__TASK PROMPT__: Output all of the entries below precisely as written.

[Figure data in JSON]

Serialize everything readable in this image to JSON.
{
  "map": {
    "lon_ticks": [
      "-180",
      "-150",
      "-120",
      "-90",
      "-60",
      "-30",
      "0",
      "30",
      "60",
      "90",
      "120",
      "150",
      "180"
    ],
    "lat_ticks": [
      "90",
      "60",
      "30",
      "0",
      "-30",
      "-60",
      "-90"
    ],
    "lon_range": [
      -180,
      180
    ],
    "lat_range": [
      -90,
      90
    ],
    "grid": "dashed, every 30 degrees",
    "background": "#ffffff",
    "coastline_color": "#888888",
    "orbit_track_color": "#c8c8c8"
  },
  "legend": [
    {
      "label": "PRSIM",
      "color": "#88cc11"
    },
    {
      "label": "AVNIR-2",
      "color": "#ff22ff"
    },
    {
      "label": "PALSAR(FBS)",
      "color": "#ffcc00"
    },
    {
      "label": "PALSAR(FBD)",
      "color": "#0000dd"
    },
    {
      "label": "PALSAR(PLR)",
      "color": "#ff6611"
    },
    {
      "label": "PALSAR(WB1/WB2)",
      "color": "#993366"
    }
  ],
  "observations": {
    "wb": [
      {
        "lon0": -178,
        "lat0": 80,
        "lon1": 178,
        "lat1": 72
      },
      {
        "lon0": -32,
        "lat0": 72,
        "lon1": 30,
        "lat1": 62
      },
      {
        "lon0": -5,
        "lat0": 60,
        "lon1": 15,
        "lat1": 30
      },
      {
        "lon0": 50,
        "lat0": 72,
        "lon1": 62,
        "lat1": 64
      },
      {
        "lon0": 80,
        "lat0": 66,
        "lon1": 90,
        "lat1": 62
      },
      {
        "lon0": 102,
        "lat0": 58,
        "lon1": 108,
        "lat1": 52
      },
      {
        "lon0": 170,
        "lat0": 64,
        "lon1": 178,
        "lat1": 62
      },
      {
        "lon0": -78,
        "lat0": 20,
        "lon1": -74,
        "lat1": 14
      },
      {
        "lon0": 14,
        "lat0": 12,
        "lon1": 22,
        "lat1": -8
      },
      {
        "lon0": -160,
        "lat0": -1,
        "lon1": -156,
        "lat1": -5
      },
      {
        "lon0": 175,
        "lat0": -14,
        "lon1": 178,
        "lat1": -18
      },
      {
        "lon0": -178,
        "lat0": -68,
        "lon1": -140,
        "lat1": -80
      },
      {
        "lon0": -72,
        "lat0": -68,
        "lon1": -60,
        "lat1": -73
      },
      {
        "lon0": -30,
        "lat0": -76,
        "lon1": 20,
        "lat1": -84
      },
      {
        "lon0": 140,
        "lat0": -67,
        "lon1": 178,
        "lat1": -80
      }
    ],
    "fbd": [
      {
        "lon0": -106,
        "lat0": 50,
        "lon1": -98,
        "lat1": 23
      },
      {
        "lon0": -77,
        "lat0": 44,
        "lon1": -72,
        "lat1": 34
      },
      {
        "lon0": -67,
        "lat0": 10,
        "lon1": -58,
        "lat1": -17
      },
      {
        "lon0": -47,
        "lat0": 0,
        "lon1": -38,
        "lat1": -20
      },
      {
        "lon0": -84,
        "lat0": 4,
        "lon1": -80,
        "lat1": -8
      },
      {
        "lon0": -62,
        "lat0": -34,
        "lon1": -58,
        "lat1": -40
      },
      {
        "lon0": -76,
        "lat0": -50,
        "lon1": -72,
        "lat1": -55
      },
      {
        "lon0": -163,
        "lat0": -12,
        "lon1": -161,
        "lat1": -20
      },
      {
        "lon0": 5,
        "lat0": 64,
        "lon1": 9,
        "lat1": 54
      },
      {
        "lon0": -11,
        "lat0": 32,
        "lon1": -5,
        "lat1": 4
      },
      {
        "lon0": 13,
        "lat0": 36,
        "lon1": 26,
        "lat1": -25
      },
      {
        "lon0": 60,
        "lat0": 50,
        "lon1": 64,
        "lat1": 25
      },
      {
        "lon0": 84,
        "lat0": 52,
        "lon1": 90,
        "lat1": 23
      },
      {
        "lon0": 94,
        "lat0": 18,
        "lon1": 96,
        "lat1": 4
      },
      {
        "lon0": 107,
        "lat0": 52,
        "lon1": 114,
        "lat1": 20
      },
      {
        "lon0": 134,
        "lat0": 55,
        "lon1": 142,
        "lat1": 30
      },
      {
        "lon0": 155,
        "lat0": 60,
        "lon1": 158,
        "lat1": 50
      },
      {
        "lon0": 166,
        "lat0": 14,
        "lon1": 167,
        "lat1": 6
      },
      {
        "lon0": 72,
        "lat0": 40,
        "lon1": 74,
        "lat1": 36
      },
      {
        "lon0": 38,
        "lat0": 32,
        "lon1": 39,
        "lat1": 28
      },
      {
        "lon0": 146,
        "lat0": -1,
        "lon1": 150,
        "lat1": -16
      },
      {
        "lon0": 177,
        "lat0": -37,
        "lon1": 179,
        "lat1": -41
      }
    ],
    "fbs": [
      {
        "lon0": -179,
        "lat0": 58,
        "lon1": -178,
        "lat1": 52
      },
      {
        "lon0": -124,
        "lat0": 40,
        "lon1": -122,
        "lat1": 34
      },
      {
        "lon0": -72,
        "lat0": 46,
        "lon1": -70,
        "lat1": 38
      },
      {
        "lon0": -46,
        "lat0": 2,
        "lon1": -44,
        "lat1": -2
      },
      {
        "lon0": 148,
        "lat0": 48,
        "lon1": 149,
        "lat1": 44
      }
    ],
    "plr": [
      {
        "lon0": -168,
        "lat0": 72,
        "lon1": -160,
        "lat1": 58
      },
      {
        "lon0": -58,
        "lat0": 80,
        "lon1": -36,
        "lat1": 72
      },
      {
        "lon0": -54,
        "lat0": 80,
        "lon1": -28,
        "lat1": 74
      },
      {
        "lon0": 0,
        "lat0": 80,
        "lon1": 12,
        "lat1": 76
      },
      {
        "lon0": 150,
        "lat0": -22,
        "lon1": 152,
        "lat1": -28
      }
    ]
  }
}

__PROBLEM SOLUTION__:
Serialize everything readable in this image to JSON.
{
  "map": {
    "lon_ticks": [
      "-180",
      "-150",
      "-120",
      "-90",
      "-60",
      "-30",
      "0",
      "30",
      "60",
      "90",
      "120",
      "150",
      "180"
    ],
    "lat_ticks": [
      "90",
      "60",
      "30",
      "0",
      "-30",
      "-60",
      "-90"
    ],
    "lon_range": [
      -180,
      180
    ],
    "lat_range": [
      -90,
      90
    ],
    "grid": "dashed, every 30 degrees",
    "background": "#ffffff",
    "coastline_color": "#888888",
    "orbit_track_color": "#c8c8c8"
  },
  "legend": [
    {
      "label": "PRSIM",
      "color": "#88cc11"
    },
    {
      "label": "AVNIR-2",
      "color": "#ff22ff"
    },
    {
      "label": "PALSAR(FBS)",
      "color": "#ffcc00"
    },
    {
      "label": "PALSAR(FBD)",
      "color": "#0000dd"
    },
    {
      "label": "PALSAR(PLR)",
      "color": "#ff6611"
    },
    {
      "label": "PALSAR(WB1/WB2)",
      "color": "#993366"
    }
  ],
  "observations": {
    "wb": [
      {
        "lon0": -178,
        "lat0": 80,
        "lon1": 178,
        "lat1": 72
      },
      {
        "lon0": -32,
        "lat0": 72,
        "lon1": 30,
        "lat1": 62
      },
      {
        "lon0": -5,
        "lat0": 60,
        "lon1": 15,
        "lat1": 30
      },
      {
        "lon0": 50,
        "lat0": 72,
        "lon1": 62,
        "lat1": 64
      },
      {
        "lon0": 80,
        "lat0": 66,
        "lon1": 90,
        "lat1": 62
      },
      {
        "lon0": 102,
        "lat0": 58,
        "lon1": 108,
        "lat1": 52
      },
      {
        "lon0": 170,
        "lat0": 64,
        "lon1": 178,
        "lat1": 62
      },
      {
        "lon0": -78,
        "lat0": 20,
        "lon1": -74,
        "lat1": 14
      },
      {
        "lon0": 14,
        "lat0": 12,
        "lon1": 22,
        "lat1": -8
      },
      {
        "lon0": -160,
        "lat0": -1,
        "lon1": -156,
        "lat1": -5
      },
      {
        "lon0": 175,
        "lat0": -14,
        "lon1": 178,
        "lat1": -18
      },
      {
        "lon0": -178,
        "lat0": -68,
        "lon1": -140,
        "lat1": -80
      },
      {
        "lon0": -72,
        "lat0": -68,
        "lon1": -60,
        "lat1": -73
      },
      {
        "lon0": -30,
        "lat0": -76,
        "lon1": 20,
        "lat1": -84
      },
      {
        "lon0": 140,
        "lat0": -67,
        "lon1": 178,
        "lat1": -80
      }
    ],
    "fbd": [
      {
        "lon0": -106,
        "lat0": 50,
        "lon1": -98,
        "lat1": 23
      },
      {
        "lon0": -77,
        "lat0": 44,
        "lon1": -72,
        "lat1": 34
      },
      {
        "lon0": -67,
        "lat0": 10,
        "lon1": -58,
        "lat1": -17
      },
      {
        "lon0": -47,
        "lat0": 0,
        "lon1": -38,
        "lat1": -20
      },
      {
        "lon0": -84,
        "lat0": 4,
        "lon1": -80,
        "lat1": -8
      },
      {
        "lon0": -62,
        "lat0": -34,
        "lon1": -58,
        "lat1": -40
      },
      {
        "lon0": -76,
        "lat0": -50,
        "lon1": -72,
        "lat1": -55
      },
      {
        "lon0": -163,
        "lat0": -12,
        "lon1": -161,
        "lat1": -20
      },
      {
        "lon0": 5,
        "lat0": 64,
        "lon1": 9,
        "lat1": 54
      },
      {
        "lon0": -11,
        "lat0": 32,
        "lon1": -5,
        "lat1": 4
      },
      {
        "lon0": 13,
        "lat0": 36,
        "lon1": 26,
        "lat1": -25
      },
      {
        "lon0": 60,
        "lat0": 50,
        "lon1": 64,
        "lat1": 25
      },
      {
        "lon0": 84,
        "lat0": 52,
        "lon1": 90,
        "lat1": 23
      },
      {
        "lon0": 94,
        "lat0": 18,
        "lon1": 96,
        "lat1": 4
      },
      {
        "lon0": 107,
        "lat0": 52,
        "lon1": 114,
        "lat1": 20
      },
      {
        "lon0": 134,
        "lat0": 55,
        "lon1": 142,
        "lat1": 30
      },
      {
        "lon0": 155,
        "lat0": 60,
        "lon1": 158,
        "lat1": 50
      },
      {
        "lon0": 166,
        "lat0": 14,
        "lon1": 167,
        "lat1": 6
      },
      {
        "lon0": 72,
        "lat0": 40,
        "lon1": 74,
        "lat1": 36
      },
      {
        "lon0": 38,
        "lat0": 32,
        "lon1": 39,
        "lat1": 28
      },
      {
        "lon0": 146,
        "lat0": -1,
        "lon1": 150,
        "lat1": -16
      },
      {
        "lon0": 177,
        "lat0": -37,
        "lon1": 179,
        "lat1": -41
      }
    ],
    "fbs": [
      {
        "lon0": -179,
        "lat0": 58,
        "lon1": -178,
        "lat1": 52
      },
      {
        "lon0": -124,
        "lat0": 40,
        "lon1": -122,
        "lat1": 34
      },
      {
        "lon0": -72,
        "lat0": 46,
        "lon1": -70,
        "lat1": 38
      },
      {
        "lon0": -46,
        "lat0": 2,
        "lon1": -44,
        "lat1": -2
      },
      {
        "lon0": 148,
        "lat0": 48,
        "lon1": 149,
        "lat1": 44
      }
    ],
    "plr": [
      {
        "lon0": -168,
        "lat0": 72,
        "lon1": -160,
        "lat1": 58
      },
      {
        "lon0": -58,
        "lat0": 80,
        "lon1": -36,
        "lat1": 72
      },
      {
        "lon0": -54,
        "lat0": 80,
        "lon1": -28,
        "lat1": 74
      },
      {
        "lon0": 0,
        "lat0": 80,
        "lon1": 12,
        "lat1": 76
      },
      {
        "lon0": 150,
        "lat0": -22,
        "lon1": 152,
        "lat1": -28
      }
    ]
  }
}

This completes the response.